__Objective__. Check every line in the records below for the word "JSON" and report how many have it, nothing more.

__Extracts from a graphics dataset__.
[START]

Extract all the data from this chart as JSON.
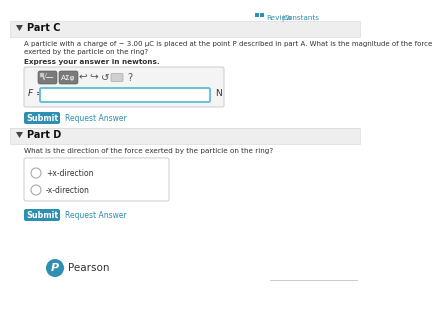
{
  "bg_color": "#ffffff",
  "header_bg": "#eeeeee",
  "part_c_label": "Part C",
  "part_d_label": "Part D",
  "review_text": "Review",
  "pipe_text": " | ",
  "constants_text": "Constants",
  "part_c_question1": "A particle with a charge of − 3.00 μC is placed at the point P described in part A. What is the magnitude of the force",
  "part_c_question2": "exerted by the particle on the ring?",
  "bold_instruction": "Express your answer in newtons.",
  "f_label": "F =",
  "n_label": "N",
  "submit_text": "Submit",
  "request_answer_text": "Request Answer",
  "part_d_question": "What is the direction of the force exerted by the particle on the ring?",
  "radio_option1": "+x-direction",
  "radio_option2": "-x-direction",
  "submit_color": "#2e8fb0",
  "input_border_color": "#5bbdd6",
  "toolbar_btn_bg": "#7a7a7a",
  "toolbar_box_bg": "#f4f4f4",
  "toolbar_box_border": "#cccccc",
  "pearson_color": "#2e8fb0",
  "radio_box_border": "#cccccc",
  "header_border": "#dddddd",
  "link_color": "#2e8fb0",
  "separator_color": "#cccccc",
  "divider_color": "#dddddd",
  "text_color": "#333333",
  "icon_squares_color": "#2e8fb0",
  "review_icon_color": "#2e8fb0"
}
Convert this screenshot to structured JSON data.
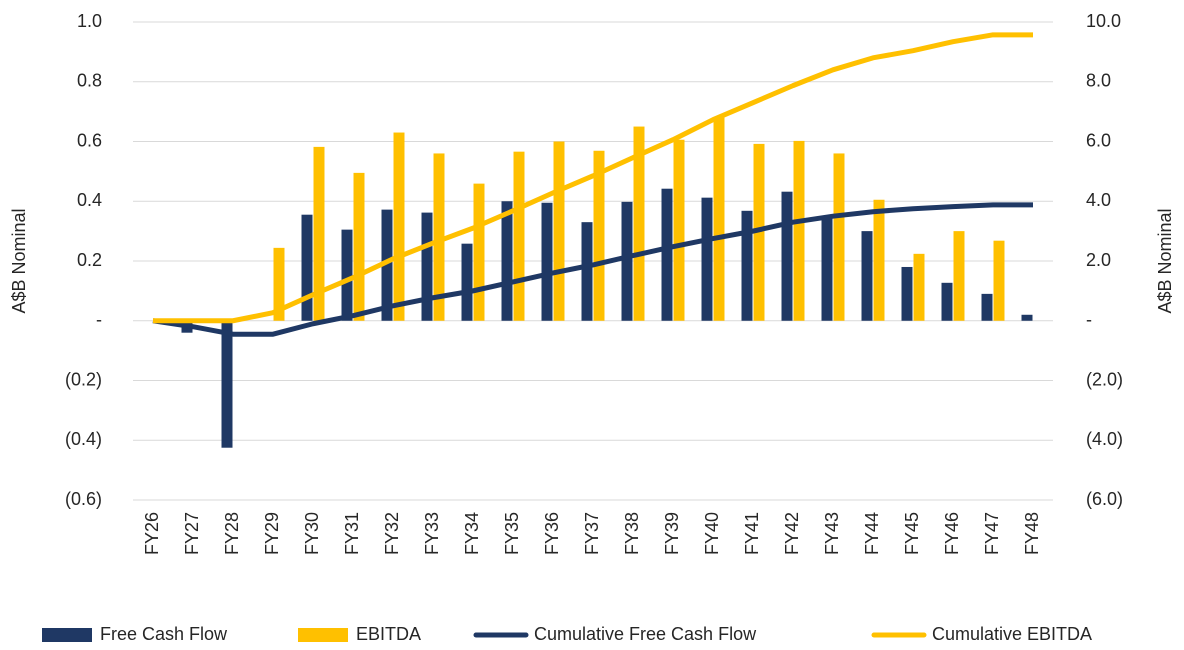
{
  "chart_data": {
    "type": "bar_line",
    "y_label": "A$B Nominal",
    "y2_label": "A$B Nominal",
    "categories": [
      "FY26",
      "FY27",
      "FY28",
      "FY29",
      "FY30",
      "FY31",
      "FY32",
      "FY33",
      "FY34",
      "FY35",
      "FY36",
      "FY37",
      "FY38",
      "FY39",
      "FY40",
      "FY41",
      "FY42",
      "FY43",
      "FY44",
      "FY45",
      "FY46",
      "FY47",
      "FY48"
    ],
    "series": [
      {
        "name": "Free Cash Flow",
        "kind": "bar",
        "color": "#1f3864",
        "values": [
          0,
          -0.04,
          -0.425,
          0,
          0.355,
          0.305,
          0.372,
          0.362,
          0.258,
          0.4,
          0.395,
          0.33,
          0.398,
          0.442,
          0.412,
          0.368,
          0.432,
          0.35,
          0.3,
          0.18,
          0.127,
          0.09,
          0.02
        ]
      },
      {
        "name": "EBITDA",
        "kind": "bar",
        "color": "#ffc000",
        "values": [
          0,
          0,
          0,
          0.244,
          0.582,
          0.495,
          0.63,
          0.56,
          0.459,
          0.566,
          0.6,
          0.569,
          0.65,
          0.606,
          0.68,
          0.592,
          0.602,
          0.56,
          0.405,
          0.224,
          0.3,
          0.268,
          0
        ]
      },
      {
        "name": "Cumulative Free Cash Flow",
        "kind": "line",
        "axis": "y2",
        "color": "#1f3864",
        "values": [
          0,
          -0.2,
          -0.45,
          -0.45,
          -0.1,
          0.17,
          0.5,
          0.77,
          1.0,
          1.3,
          1.6,
          1.87,
          2.18,
          2.48,
          2.75,
          3.0,
          3.3,
          3.5,
          3.65,
          3.75,
          3.82,
          3.88,
          3.88
        ]
      },
      {
        "name": "Cumulative EBITDA",
        "kind": "line",
        "axis": "y2",
        "color": "#ffc000",
        "values": [
          0,
          0,
          0,
          0.27,
          0.87,
          1.44,
          2.07,
          2.6,
          3.1,
          3.68,
          4.28,
          4.85,
          5.46,
          6.06,
          6.73,
          7.3,
          7.87,
          8.4,
          8.8,
          9.04,
          9.34,
          9.57,
          9.57
        ]
      }
    ],
    "ylim": [
      -0.6,
      1.0
    ],
    "yticks": [
      {
        "value": 1.0,
        "label": "1.0"
      },
      {
        "value": 0.8,
        "label": "0.8"
      },
      {
        "value": 0.6,
        "label": "0.6"
      },
      {
        "value": 0.4,
        "label": "0.4"
      },
      {
        "value": 0.2,
        "label": "0.2"
      },
      {
        "value": 0,
        "label": "-"
      },
      {
        "value": -0.2,
        "label": "(0.2)"
      },
      {
        "value": -0.4,
        "label": "(0.4)"
      },
      {
        "value": -0.6,
        "label": "(0.6)"
      }
    ],
    "y2lim": [
      -6,
      10
    ],
    "y2ticks": [
      {
        "value": 10,
        "label": "10.0"
      },
      {
        "value": 8,
        "label": "8.0"
      },
      {
        "value": 6,
        "label": "6.0"
      },
      {
        "value": 4,
        "label": "4.0"
      },
      {
        "value": 2,
        "label": "2.0"
      },
      {
        "value": 0,
        "label": "-"
      },
      {
        "value": -2,
        "label": "(2.0)"
      },
      {
        "value": -4,
        "label": "(4.0)"
      },
      {
        "value": -6,
        "label": "(6.0)"
      }
    ],
    "grid": true,
    "legend": "bottom"
  }
}
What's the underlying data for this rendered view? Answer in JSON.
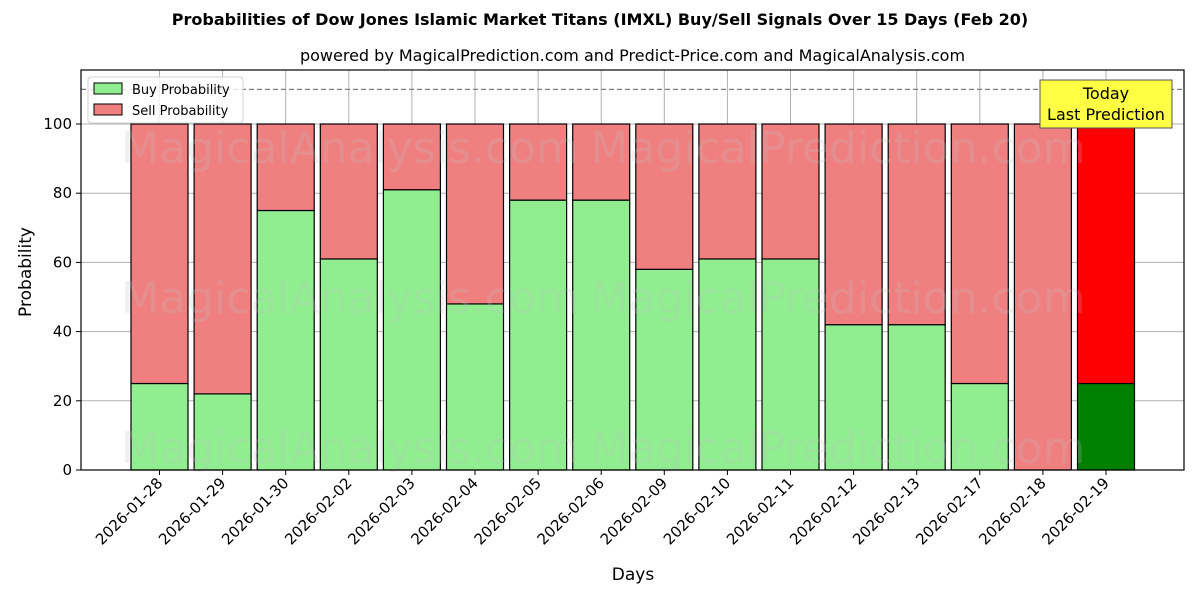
{
  "chart_data": {
    "type": "bar",
    "stacked": true,
    "title": "Probabilities of Dow Jones Islamic Market Titans (IMXL) Buy/Sell Signals Over 15 Days (Feb 20)",
    "subtitle": "powered by MagicalPrediction.com and Predict-Price.com and MagicalAnalysis.com",
    "xlabel": "Days",
    "ylabel": "Probability",
    "ylim": [
      0,
      115
    ],
    "yticks": [
      0,
      20,
      40,
      60,
      80,
      100
    ],
    "grid": true,
    "reference_line": 110,
    "legend_position": "upper left",
    "categories": [
      "2026-01-28",
      "2026-01-29",
      "2026-01-30",
      "2026-02-02",
      "2026-02-03",
      "2026-02-04",
      "2026-02-05",
      "2026-02-06",
      "2026-02-09",
      "2026-02-10",
      "2026-02-11",
      "2026-02-12",
      "2026-02-13",
      "2026-02-17",
      "2026-02-18",
      "2026-02-19"
    ],
    "series": [
      {
        "name": "Buy Probability",
        "color": "#90ee90",
        "values": [
          25,
          22,
          75,
          61,
          81,
          48,
          78,
          78,
          58,
          61,
          61,
          42,
          42,
          25,
          0,
          25
        ]
      },
      {
        "name": "Sell Probability",
        "color": "#f08080",
        "values": [
          75,
          78,
          25,
          39,
          19,
          52,
          22,
          22,
          42,
          39,
          39,
          58,
          58,
          75,
          100,
          75
        ]
      }
    ],
    "highlight": {
      "index": 15,
      "buy_color": "#008000",
      "sell_color": "#ff0000",
      "annotation": [
        "Today",
        "Last Prediction"
      ],
      "annotation_bg": "#ffff44"
    },
    "watermarks": [
      "MagicalAnalysis.com",
      "MagicalPrediction.com"
    ]
  }
}
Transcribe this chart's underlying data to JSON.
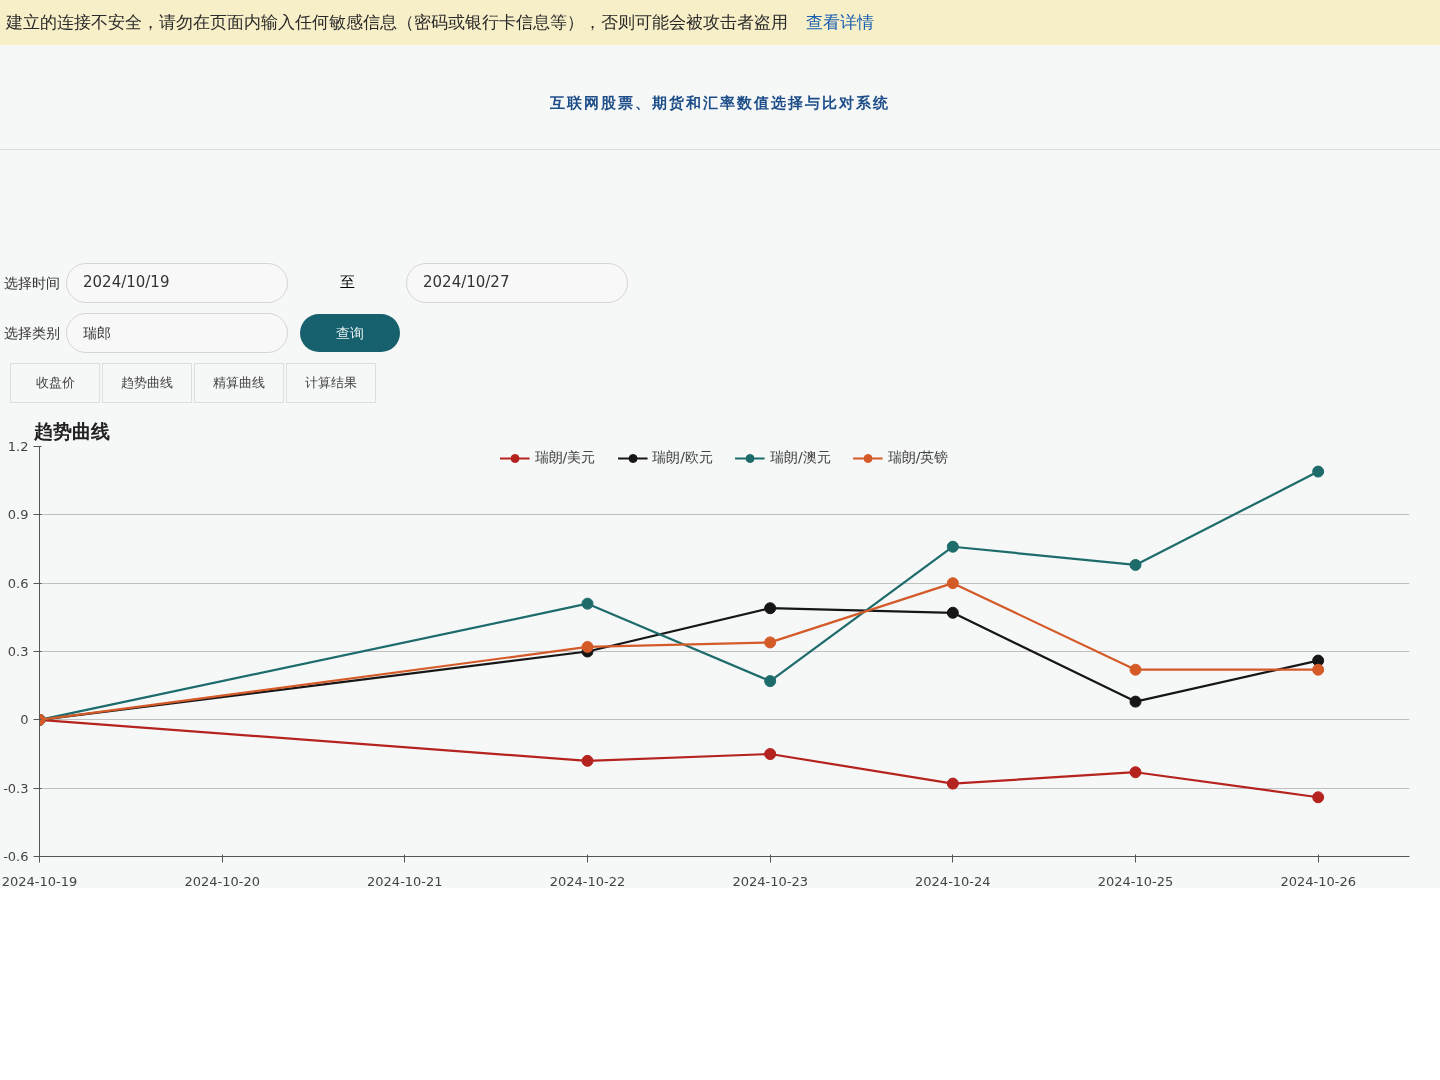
{
  "chart_data": {
    "type": "line",
    "title": "互联网股票、期货和汇率数值选择与比对系统",
    "subtitle": "趋势曲线",
    "annotations": [
      "建立的连接不安全，请勿在页面内输入任何敏感信息（密码或银行卡信息等），否则可能会被攻击者盗用",
      "查看详情",
      "选择时间",
      "2024/10/19",
      "至",
      "2024/10/27",
      "选择类别",
      "瑞郎",
      "查询",
      "收盘价",
      "趋势曲线",
      "精算曲线",
      "计算结果"
    ],
    "x": [
      "2024-10-19",
      "2024-10-22",
      "2024-10-23",
      "2024-10-24",
      "2024-10-25",
      "2024-10-26"
    ],
    "series": [
      {
        "name": "瑞朗/美元",
        "color": "#b5231f",
        "values": [
          0,
          -0.18,
          -0.15,
          -0.28,
          -0.23,
          -0.34
        ]
      },
      {
        "name": "瑞朗/欧元",
        "color": "#161616",
        "values": [
          0,
          0.3,
          0.49,
          0.47,
          0.08,
          0.26
        ]
      },
      {
        "name": "瑞朗/澳元",
        "color": "#1d6b6b",
        "values": [
          0,
          0.51,
          0.17,
          0.76,
          0.68,
          1.09
        ]
      },
      {
        "name": "瑞朗/英镑",
        "color": "#d45a28",
        "values": [
          0,
          0.32,
          0.34,
          0.6,
          0.22,
          0.22
        ]
      }
    ],
    "xlim": [
      "2024-10-19",
      "2024-10-26T12:00"
    ],
    "xticks": [
      "2024-10-19",
      "2024-10-20",
      "2024-10-21",
      "2024-10-22",
      "2024-10-23",
      "2024-10-24",
      "2024-10-25",
      "2024-10-26"
    ],
    "ylim": [
      -0.6,
      1.2
    ],
    "yticks": [
      -0.6,
      -0.3,
      0,
      0.3,
      0.6,
      0.9,
      1.2
    ],
    "grid": "y",
    "legend": "top",
    "marker": "circle"
  }
}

[END]

__Task response__. 4